- **Required task**: Each entry has to be copied exactly, with nothing missed.

* START Material provided *

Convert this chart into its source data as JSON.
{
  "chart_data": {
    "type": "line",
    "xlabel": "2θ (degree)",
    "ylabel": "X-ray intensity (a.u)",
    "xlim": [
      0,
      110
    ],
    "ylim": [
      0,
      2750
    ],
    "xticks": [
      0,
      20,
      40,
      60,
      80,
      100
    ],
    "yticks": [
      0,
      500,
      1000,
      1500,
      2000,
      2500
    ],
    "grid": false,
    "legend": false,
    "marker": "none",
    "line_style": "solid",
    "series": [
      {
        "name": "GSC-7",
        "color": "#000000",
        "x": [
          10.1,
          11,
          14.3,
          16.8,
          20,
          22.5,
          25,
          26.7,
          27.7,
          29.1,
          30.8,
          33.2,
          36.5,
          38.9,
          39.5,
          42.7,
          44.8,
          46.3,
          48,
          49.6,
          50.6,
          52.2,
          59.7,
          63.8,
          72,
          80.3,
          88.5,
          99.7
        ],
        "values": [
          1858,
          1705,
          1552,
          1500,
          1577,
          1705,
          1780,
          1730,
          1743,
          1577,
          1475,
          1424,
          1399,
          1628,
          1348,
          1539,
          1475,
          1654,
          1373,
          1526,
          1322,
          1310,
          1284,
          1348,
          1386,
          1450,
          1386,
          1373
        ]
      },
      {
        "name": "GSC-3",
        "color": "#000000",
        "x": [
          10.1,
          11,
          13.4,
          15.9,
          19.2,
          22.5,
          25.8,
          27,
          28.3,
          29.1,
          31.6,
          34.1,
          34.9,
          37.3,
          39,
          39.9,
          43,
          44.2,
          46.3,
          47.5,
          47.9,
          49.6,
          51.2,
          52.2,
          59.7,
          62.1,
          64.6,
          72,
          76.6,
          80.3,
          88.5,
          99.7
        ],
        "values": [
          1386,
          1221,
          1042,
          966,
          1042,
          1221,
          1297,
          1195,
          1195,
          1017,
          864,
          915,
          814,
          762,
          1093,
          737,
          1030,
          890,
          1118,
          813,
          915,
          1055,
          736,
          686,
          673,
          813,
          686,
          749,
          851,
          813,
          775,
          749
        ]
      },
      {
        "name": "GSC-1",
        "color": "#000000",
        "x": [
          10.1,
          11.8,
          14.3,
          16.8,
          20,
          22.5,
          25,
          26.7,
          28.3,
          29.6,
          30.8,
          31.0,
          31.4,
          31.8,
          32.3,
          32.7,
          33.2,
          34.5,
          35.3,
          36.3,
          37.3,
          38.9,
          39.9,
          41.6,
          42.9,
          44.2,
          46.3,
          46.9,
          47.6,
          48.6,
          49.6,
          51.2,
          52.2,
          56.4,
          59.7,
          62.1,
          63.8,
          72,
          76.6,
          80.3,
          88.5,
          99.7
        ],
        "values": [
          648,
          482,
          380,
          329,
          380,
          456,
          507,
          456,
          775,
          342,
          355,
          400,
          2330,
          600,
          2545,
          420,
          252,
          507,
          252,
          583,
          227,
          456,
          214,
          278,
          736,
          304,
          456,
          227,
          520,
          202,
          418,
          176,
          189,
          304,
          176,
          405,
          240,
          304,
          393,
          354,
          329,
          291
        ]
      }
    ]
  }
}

* END Material provided *

- **Complete response**:
Convert this chart into its source data as JSON.
{
  "chart_data": {
    "type": "line",
    "xlabel": "2θ (degree)",
    "ylabel": "X-ray intensity (a.u)",
    "xlim": [
      0,
      110
    ],
    "ylim": [
      0,
      2750
    ],
    "xticks": [
      0,
      20,
      40,
      60,
      80,
      100
    ],
    "yticks": [
      0,
      500,
      1000,
      1500,
      2000,
      2500
    ],
    "grid": false,
    "legend": false,
    "marker": "none",
    "line_style": "solid",
    "series": [
      {
        "name": "GSC-7",
        "color": "#000000",
        "x": [
          10.1,
          11,
          14.3,
          16.8,
          20,
          22.5,
          25,
          26.7,
          27.7,
          29.1,
          30.8,
          33.2,
          36.5,
          38.9,
          39.5,
          42.7,
          44.8,
          46.3,
          48,
          49.6,
          50.6,
          52.2,
          59.7,
          63.8,
          72,
          80.3,
          88.5,
          99.7
        ],
        "values": [
          1858,
          1705,
          1552,
          1500,
          1577,
          1705,
          1780,
          1730,
          1743,
          1577,
          1475,
          1424,
          1399,
          1628,
          1348,
          1539,
          1475,
          1654,
          1373,
          1526,
          1322,
          1310,
          1284,
          1348,
          1386,
          1450,
          1386,
          1373
        ]
      },
      {
        "name": "GSC-3",
        "color": "#000000",
        "x": [
          10.1,
          11,
          13.4,
          15.9,
          19.2,
          22.5,
          25.8,
          27,
          28.3,
          29.1,
          31.6,
          34.1,
          34.9,
          37.3,
          39,
          39.9,
          43,
          44.2,
          46.3,
          47.5,
          47.9,
          49.6,
          51.2,
          52.2,
          59.7,
          62.1,
          64.6,
          72,
          76.6,
          80.3,
          88.5,
          99.7
        ],
        "values": [
          1386,
          1221,
          1042,
          966,
          1042,
          1221,
          1297,
          1195,
          1195,
          1017,
          864,
          915,
          814,
          762,
          1093,
          737,
          1030,
          890,
          1118,
          813,
          915,
          1055,
          736,
          686,
          673,
          813,
          686,
          749,
          851,
          813,
          775,
          749
        ]
      },
      {
        "name": "GSC-1",
        "color": "#000000",
        "x": [
          10.1,
          11.8,
          14.3,
          16.8,
          20,
          22.5,
          25,
          26.7,
          28.3,
          29.6,
          30.8,
          31.0,
          31.4,
          31.8,
          32.3,
          32.7,
          33.2,
          34.5,
          35.3,
          36.3,
          37.3,
          38.9,
          39.9,
          41.6,
          42.9,
          44.2,
          46.3,
          46.9,
          47.6,
          48.6,
          49.6,
          51.2,
          52.2,
          56.4,
          59.7,
          62.1,
          63.8,
          72,
          76.6,
          80.3,
          88.5,
          99.7
        ],
        "values": [
          648,
          482,
          380,
          329,
          380,
          456,
          507,
          456,
          775,
          342,
          355,
          400,
          2330,
          600,
          2545,
          420,
          252,
          507,
          252,
          583,
          227,
          456,
          214,
          278,
          736,
          304,
          456,
          227,
          520,
          202,
          418,
          176,
          189,
          304,
          176,
          405,
          240,
          304,
          393,
          354,
          329,
          291
        ]
      }
    ]
  }
}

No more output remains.